> Excerpted text
He was hooked. "I compared every job I had after that to working at NCAR," he says. "I always wanted to come back."
Today, Jack is manager of NCAR's Design and Fabrication Services (DFS), which includes that very same machine shop. His team of 18 mechanical engineers and instrument makers designs and builds highly specialized tools and equipment for research in the atmospheric sciences. Working closely with researchers who will use the equipment in the field, the group fashions aircraft instrumentation, radars, laboratory equipment, balloon-borne instruments, satellites, ocean-going systems, and more.
Jack's favorite part of the job is brainstorming with researchers who come to the machine shop with everything from hazy visions of the instruments they want to highly detailed drawings they've prepared. "I get involved in the early stages of planning and it's a lot of fun," Jack says. "A scientist has an idea of what he or she wants to accomplish; we figure out how to build that instrument to make it do what it needs to do."

> Stated exercise 1
Reproduce the part of the NCAR machine shop passage that begins at "He was hooked." and stops after "systems, and more.".
> Stated exercise 2
Summarize the NCAR machine shop passage in two sentences.

> Data section
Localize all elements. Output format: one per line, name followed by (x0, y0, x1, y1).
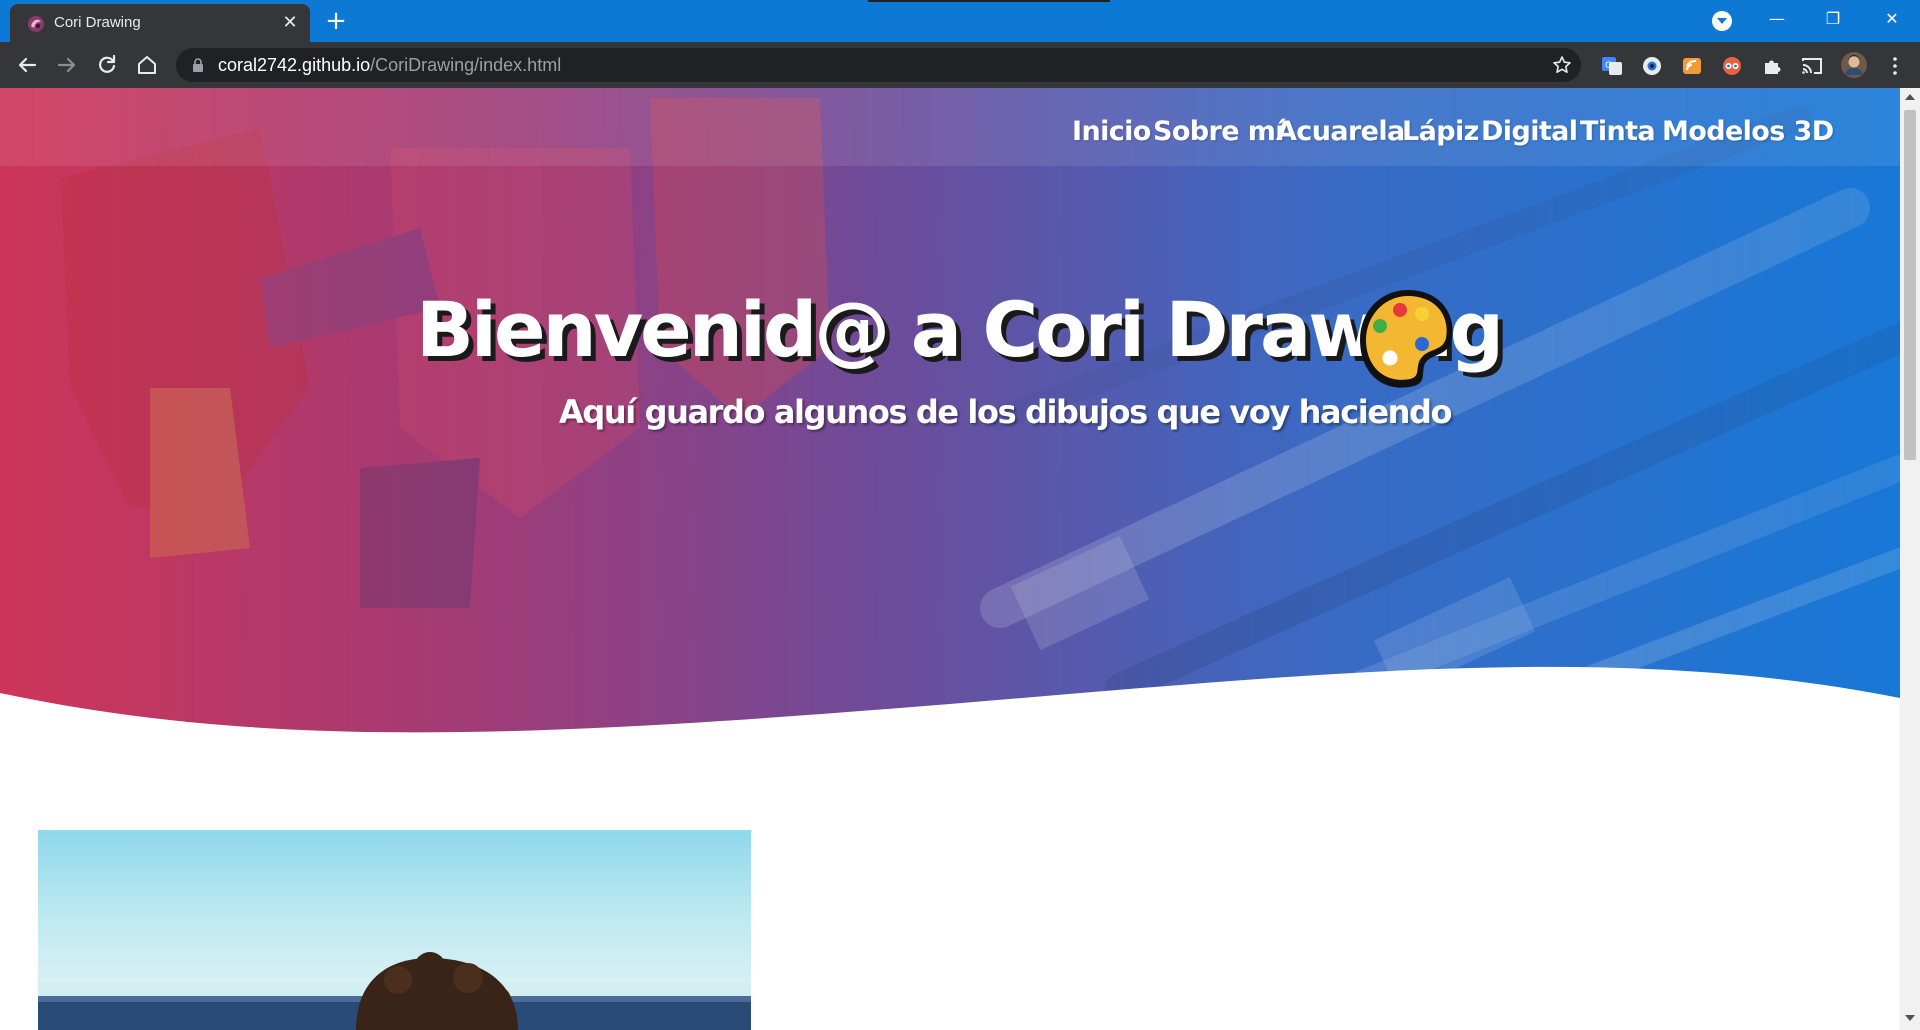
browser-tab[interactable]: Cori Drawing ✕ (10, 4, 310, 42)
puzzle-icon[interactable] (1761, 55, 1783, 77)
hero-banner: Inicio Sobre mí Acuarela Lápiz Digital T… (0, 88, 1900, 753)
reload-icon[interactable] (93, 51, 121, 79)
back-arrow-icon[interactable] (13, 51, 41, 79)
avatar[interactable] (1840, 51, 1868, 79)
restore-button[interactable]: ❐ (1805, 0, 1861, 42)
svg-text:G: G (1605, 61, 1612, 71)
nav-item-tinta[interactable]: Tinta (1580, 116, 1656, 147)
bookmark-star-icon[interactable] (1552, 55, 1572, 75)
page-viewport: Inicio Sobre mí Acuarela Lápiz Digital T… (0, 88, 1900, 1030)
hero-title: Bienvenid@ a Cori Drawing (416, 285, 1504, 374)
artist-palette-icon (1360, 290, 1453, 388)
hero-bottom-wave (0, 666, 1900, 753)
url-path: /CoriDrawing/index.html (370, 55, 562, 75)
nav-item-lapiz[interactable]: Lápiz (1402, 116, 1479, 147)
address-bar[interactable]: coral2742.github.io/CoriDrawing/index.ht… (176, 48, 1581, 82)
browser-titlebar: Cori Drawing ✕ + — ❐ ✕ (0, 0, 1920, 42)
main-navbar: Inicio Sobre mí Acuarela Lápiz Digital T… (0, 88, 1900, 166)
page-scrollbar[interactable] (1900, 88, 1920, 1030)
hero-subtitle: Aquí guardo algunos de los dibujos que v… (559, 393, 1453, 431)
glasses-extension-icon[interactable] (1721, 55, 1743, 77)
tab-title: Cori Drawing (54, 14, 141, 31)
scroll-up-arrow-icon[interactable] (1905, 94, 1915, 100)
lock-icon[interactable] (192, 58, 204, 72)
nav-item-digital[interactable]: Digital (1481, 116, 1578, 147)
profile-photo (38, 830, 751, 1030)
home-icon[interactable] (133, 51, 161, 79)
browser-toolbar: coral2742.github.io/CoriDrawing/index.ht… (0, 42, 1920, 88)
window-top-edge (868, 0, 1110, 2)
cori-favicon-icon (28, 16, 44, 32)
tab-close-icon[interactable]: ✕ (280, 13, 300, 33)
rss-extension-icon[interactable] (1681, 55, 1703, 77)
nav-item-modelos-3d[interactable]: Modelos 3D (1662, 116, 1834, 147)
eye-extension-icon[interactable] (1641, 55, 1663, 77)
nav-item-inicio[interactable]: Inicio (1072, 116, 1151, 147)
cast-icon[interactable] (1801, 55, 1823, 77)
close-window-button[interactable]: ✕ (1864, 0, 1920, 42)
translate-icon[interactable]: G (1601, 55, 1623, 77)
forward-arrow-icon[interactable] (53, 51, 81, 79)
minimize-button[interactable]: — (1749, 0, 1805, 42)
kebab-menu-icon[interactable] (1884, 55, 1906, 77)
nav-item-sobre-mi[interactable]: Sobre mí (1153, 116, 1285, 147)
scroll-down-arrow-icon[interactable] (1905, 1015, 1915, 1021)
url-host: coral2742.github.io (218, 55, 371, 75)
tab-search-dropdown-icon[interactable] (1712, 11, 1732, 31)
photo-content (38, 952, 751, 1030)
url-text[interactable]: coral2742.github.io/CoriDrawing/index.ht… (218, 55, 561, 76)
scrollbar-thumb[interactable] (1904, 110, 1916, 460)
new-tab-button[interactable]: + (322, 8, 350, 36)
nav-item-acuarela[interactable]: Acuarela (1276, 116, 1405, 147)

* * *

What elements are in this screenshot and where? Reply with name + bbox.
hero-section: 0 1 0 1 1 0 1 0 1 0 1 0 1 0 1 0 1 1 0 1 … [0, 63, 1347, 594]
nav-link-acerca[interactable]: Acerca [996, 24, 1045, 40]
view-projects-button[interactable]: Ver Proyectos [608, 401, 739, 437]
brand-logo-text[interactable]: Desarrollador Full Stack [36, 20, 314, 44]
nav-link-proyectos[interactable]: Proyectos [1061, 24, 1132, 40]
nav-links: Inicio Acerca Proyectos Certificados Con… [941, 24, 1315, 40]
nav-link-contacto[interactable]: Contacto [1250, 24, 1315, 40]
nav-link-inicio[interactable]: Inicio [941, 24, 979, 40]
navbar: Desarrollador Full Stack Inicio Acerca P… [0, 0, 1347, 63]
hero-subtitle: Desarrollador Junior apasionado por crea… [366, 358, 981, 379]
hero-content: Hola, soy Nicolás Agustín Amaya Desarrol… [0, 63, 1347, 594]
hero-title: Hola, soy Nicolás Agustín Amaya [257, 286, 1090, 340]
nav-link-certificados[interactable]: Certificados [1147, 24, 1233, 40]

> Task result 1
He was hooked. "I compared every job I had after that to working at NCAR," he says. "I always wanted to come back."
Today, Jack is manager of NCAR's Design and Fabrication Services (DFS), which includes that very same machine shop. His team of 18 mechanical engineers and instrument makers designs and builds highly specialized tools and equipment for research in the atmospheric sciences. Working closely with researchers who will use the equipment in the field, the group fashions aircraft instrumentation, radars, laboratory equipment, balloon-borne instruments, satellites, ocean-going systems, and more.

> Task result 2
Jack manages NCAR's Design and Fabrication Services, whose 18 mechanical engineers and instrument makers design and build specialized tools and equipment for atmospheric research, including aircraft instrumentation, radars, balloon-borne instruments, satellites and ocean-going systems. His favorite part of the job is brainstorming with researchers early in planning to work out how to build the instruments they have in mind.